▶ **Instruction**
Make an exact copy of the lines below.

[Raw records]
········

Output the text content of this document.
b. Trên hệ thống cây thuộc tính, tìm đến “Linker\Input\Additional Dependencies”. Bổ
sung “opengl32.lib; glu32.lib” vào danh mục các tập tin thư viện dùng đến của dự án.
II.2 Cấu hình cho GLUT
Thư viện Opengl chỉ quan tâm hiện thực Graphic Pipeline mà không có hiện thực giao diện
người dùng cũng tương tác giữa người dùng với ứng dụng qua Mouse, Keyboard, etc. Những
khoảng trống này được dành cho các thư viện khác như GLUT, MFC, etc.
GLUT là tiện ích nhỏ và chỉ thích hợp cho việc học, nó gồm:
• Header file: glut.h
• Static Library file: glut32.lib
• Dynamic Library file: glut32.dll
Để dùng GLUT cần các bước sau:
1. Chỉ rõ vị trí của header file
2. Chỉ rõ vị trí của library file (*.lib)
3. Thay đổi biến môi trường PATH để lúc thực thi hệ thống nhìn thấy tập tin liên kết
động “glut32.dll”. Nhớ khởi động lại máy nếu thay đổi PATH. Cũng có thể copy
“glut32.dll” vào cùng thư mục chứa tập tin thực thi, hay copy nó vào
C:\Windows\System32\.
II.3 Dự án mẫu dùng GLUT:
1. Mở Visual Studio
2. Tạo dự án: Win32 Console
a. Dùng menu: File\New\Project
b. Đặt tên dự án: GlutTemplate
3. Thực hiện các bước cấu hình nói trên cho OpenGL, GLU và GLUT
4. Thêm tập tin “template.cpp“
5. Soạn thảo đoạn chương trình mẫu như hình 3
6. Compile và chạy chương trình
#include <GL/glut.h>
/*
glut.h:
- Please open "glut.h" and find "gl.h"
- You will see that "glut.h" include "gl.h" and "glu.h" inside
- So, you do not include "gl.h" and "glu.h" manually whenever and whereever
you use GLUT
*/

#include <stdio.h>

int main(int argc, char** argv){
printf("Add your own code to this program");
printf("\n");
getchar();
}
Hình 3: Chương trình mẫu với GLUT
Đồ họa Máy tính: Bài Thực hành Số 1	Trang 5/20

········

▶ **The output**
Output the text content of this document.
b. Trên hệ thống cây thuộc tính, tìm đến “Linker\Input\Additional Dependencies”. Bổ
sung “opengl32.lib; glu32.lib” vào danh mục các tập tin thư viện dùng đến của dự án.
II.2 Cấu hình cho GLUT
Thư viện Opengl chỉ quan tâm hiện thực Graphic Pipeline mà không có hiện thực giao diện
người dùng cũng tương tác giữa người dùng với ứng dụng qua Mouse, Keyboard, etc. Những
khoảng trống này được dành cho các thư viện khác như GLUT, MFC, etc.
GLUT là tiện ích nhỏ và chỉ thích hợp cho việc học, nó gồm:
• Header file: glut.h
• Static Library file: glut32.lib
• Dynamic Library file: glut32.dll
Để dùng GLUT cần các bước sau:
1. Chỉ rõ vị trí của header file
2. Chỉ rõ vị trí của library file (*.lib)
3. Thay đổi biến môi trường PATH để lúc thực thi hệ thống nhìn thấy tập tin liên kết
động “glut32.dll”. Nhớ khởi động lại máy nếu thay đổi PATH. Cũng có thể copy
“glut32.dll” vào cùng thư mục chứa tập tin thực thi, hay copy nó vào
C:\Windows\System32\.
II.3 Dự án mẫu dùng GLUT:
1. Mở Visual Studio
2. Tạo dự án: Win32 Console
a. Dùng menu: File\New\Project
b. Đặt tên dự án: GlutTemplate
3. Thực hiện các bước cấu hình nói trên cho OpenGL, GLU và GLUT
4. Thêm tập tin “template.cpp“
5. Soạn thảo đoạn chương trình mẫu như hình 3
6. Compile và chạy chương trình
#include <GL/glut.h>
/*
glut.h:
- Please open "glut.h" and find "gl.h"
- You will see that "glut.h" include "gl.h" and "glu.h" inside
- So, you do not include "gl.h" and "glu.h" manually whenever and whereever
you use GLUT
*/

#include <stdio.h>

int main(int argc, char** argv){
printf("Add your own code to this program");
printf("\n");
getchar();
}
Hình 3: Chương trình mẫu với GLUT
Đồ họa Máy tính: Bài Thực hành Số 1	Trang 5/20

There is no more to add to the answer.